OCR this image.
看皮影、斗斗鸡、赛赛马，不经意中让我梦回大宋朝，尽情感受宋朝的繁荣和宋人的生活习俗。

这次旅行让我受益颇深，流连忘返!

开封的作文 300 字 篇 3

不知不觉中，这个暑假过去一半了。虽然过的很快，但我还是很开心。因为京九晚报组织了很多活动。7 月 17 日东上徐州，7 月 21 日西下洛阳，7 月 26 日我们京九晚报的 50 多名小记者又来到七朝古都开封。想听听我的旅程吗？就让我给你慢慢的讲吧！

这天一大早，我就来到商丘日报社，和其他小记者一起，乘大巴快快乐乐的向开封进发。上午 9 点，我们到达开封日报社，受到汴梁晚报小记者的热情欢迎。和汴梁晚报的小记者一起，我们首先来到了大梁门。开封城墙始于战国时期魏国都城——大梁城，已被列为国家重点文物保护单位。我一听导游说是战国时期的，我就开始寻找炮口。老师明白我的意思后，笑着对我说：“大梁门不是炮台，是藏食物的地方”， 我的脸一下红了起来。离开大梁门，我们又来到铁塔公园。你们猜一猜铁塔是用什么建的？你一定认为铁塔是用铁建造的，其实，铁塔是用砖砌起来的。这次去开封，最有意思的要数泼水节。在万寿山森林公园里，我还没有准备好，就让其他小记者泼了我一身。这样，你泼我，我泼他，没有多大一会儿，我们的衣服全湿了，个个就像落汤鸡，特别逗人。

*Do this*:
Transcribe all lines as written.

*The response*:
OCR this image.
看皮影、斗斗鸡、赛赛马，不经意中让我梦回大宋朝，尽情感受宋朝的繁荣和宋人的生活习俗。

这次旅行让我受益颇深，流连忘返!

开封的作文 300 字 篇 3

不知不觉中，这个暑假过去一半了。虽然过的很快，但我还是很开心。因为京九晚报组织了很多活动。7 月 17 日东上徐州，7 月 21 日西下洛阳，7 月 26 日我们京九晚报的 50 多名小记者又来到七朝古都开封。想听听我的旅程吗？就让我给你慢慢的讲吧！

这天一大早，我就来到商丘日报社，和其他小记者一起，乘大巴快快乐乐的向开封进发。上午 9 点，我们到达开封日报社，受到汴梁晚报小记者的热情欢迎。和汴梁晚报的小记者一起，我们首先来到了大梁门。开封城墙始于战国时期魏国都城——大梁城，已被列为国家重点文物保护单位。我一听导游说是战国时期的，我就开始寻找炮口。老师明白我的意思后，笑着对我说：“大梁门不是炮台，是藏食物的地方”， 我的脸一下红了起来。离开大梁门，我们又来到铁塔公园。你们猜一猜铁塔是用什么建的？你一定认为铁塔是用铁建造的，其实，铁塔是用砖砌起来的。这次去开封，最有意思的要数泼水节。在万寿山森林公园里，我还没有准备好，就让其他小记者泼了我一身。这样，你泼我，我泼他，没有多大一会儿，我们的衣服全湿了，个个就像落汤鸡，特别逗人。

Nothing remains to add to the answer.